= Exercise prompt =
Write out all of the entries that follow, word for word, but skip the pictures.

= Records for this exercise =

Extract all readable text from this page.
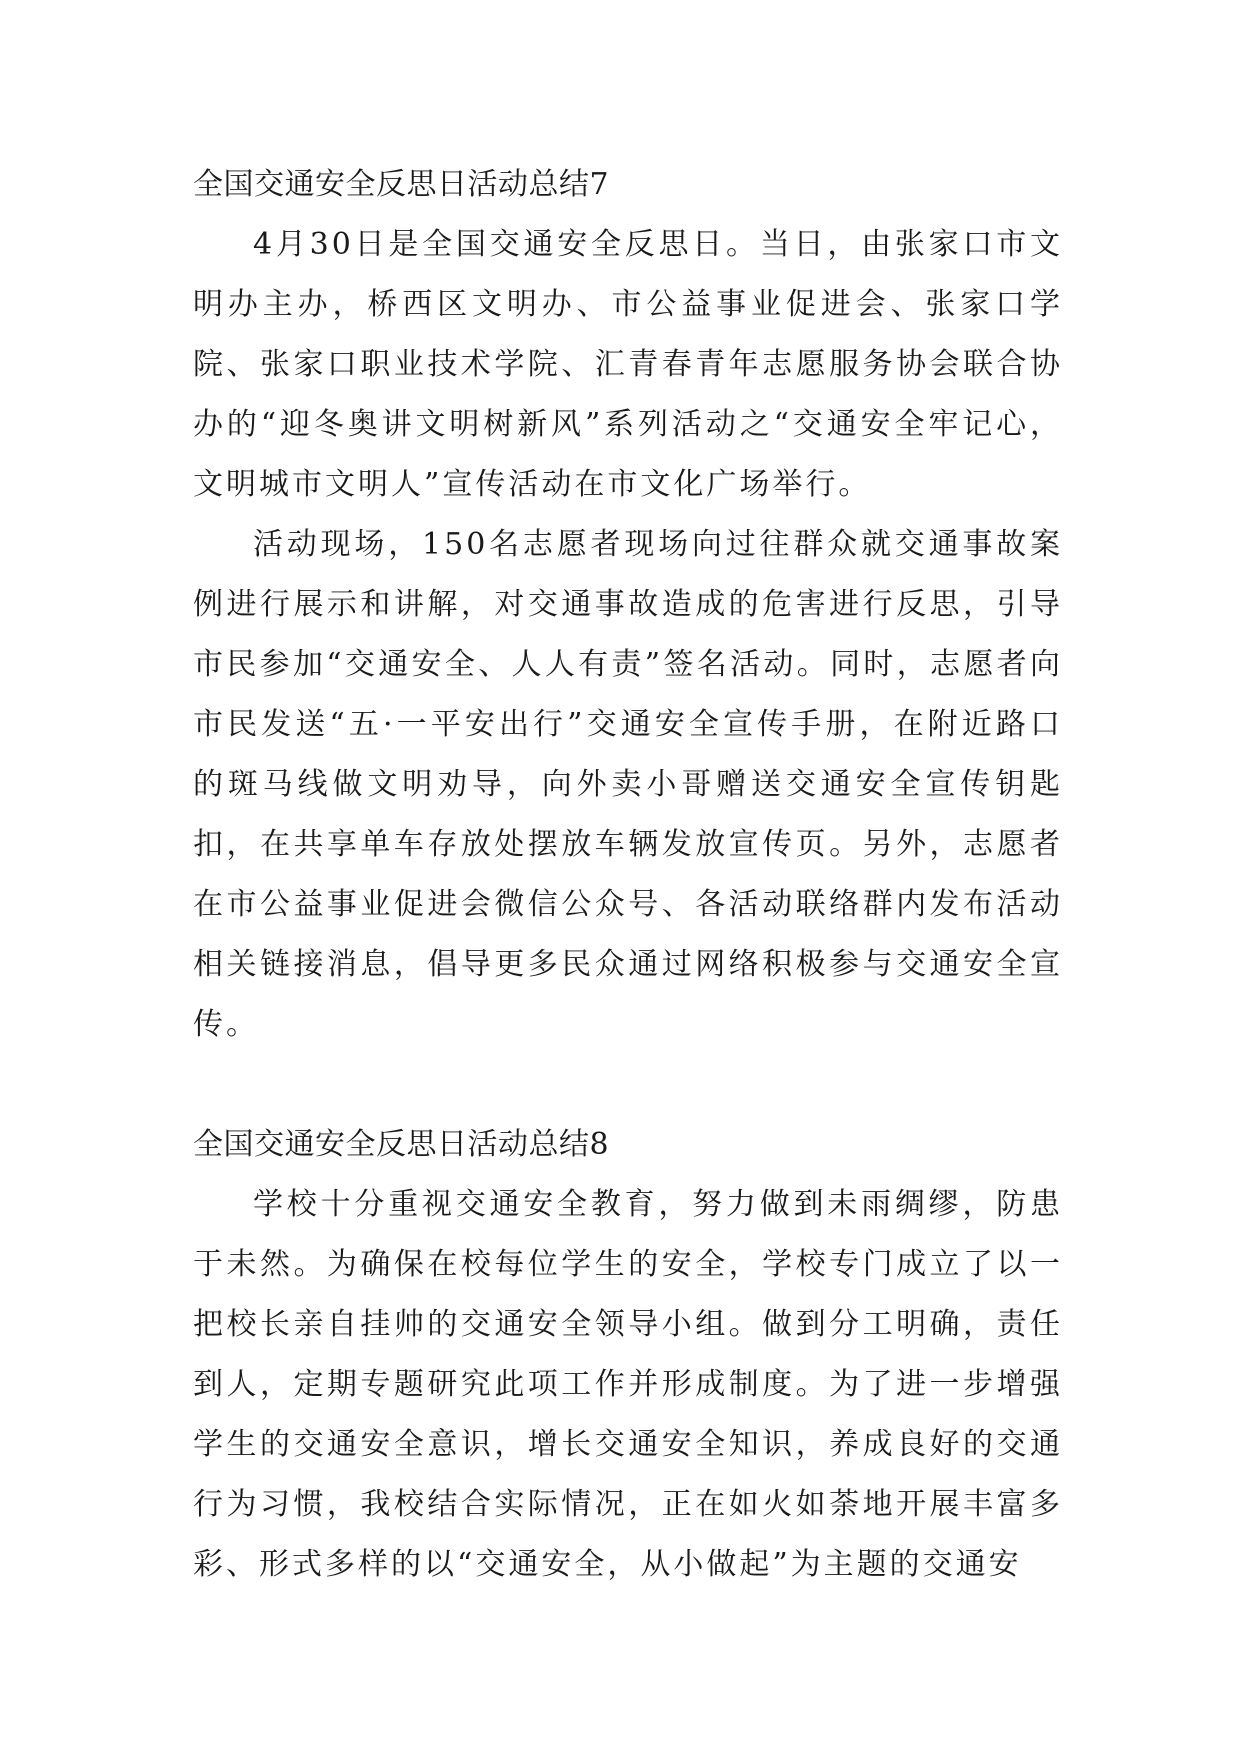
全国交通安全反思日活动总结7

4月30日是全国交通安全反思日。当日，由张家口市文明办主办，桥西区文明办、市公益事业促进会、张家口学院、张家口职业技术学院、汇青春青年志愿服务协会联合协办的“迎冬奥讲文明树新风”系列活动之“交通安全牢记心，文明城市文明人”宣传活动在市文化广场举行。

活动现场，150名志愿者现场向过往群众就交通事故案例进行展示和讲解，对交通事故造成的危害进行反思，引导市民参加“交通安全、人人有责”签名活动。同时，志愿者向市民发送“五·一平安出行”交通安全宣传手册，在附近路口的斑马线做文明劝导，向外卖小哥赠送交通安全宣传钥匙扣，在共享单车存放处摆放车辆发放宣传页。另外，志愿者在市公益事业促进会微信公众号、各活动联络群内发布活动相关链接消息，倡导更多民众通过网络积极参与交通安全宣传。

全国交通安全反思日活动总结8

学校十分重视交通安全教育，努力做到未雨绸缪，防患于未然。为确保在校每位学生的安全，学校专门成立了以一把校长亲自挂帅的交通安全领导小组。做到分工明确，责任到人，定期专题研究此项工作并形成制度。为了进一步增强学生的交通安全意识，增长交通安全知识，养成良好的交通行为习惯，我校结合实际情况，正在如火如荼地开展丰富多彩、形式多样的以“交通安全，从小做起”为主题的交通安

= Complete response =
Extract all readable text from this page.
全国交通安全反思日活动总结7

4月30日是全国交通安全反思日。当日，由张家口市文明办主办，桥西区文明办、市公益事业促进会、张家口学院、张家口职业技术学院、汇青春青年志愿服务协会联合协办的“迎冬奥讲文明树新风”系列活动之“交通安全牢记心，文明城市文明人”宣传活动在市文化广场举行。

活动现场，150名志愿者现场向过往群众就交通事故案例进行展示和讲解，对交通事故造成的危害进行反思，引导市民参加“交通安全、人人有责”签名活动。同时，志愿者向市民发送“五·一平安出行”交通安全宣传手册，在附近路口的斑马线做文明劝导，向外卖小哥赠送交通安全宣传钥匙扣，在共享单车存放处摆放车辆发放宣传页。另外，志愿者在市公益事业促进会微信公众号、各活动联络群内发布活动相关链接消息，倡导更多民众通过网络积极参与交通安全宣传。

全国交通安全反思日活动总结8

学校十分重视交通安全教育，努力做到未雨绸缪，防患于未然。为确保在校每位学生的安全，学校专门成立了以一把校长亲自挂帅的交通安全领导小组。做到分工明确，责任到人，定期专题研究此项工作并形成制度。为了进一步增强学生的交通安全意识，增长交通安全知识，养成良好的交通行为习惯，我校结合实际情况，正在如火如荼地开展丰富多彩、形式多样的以“交通安全，从小做起”为主题的交通安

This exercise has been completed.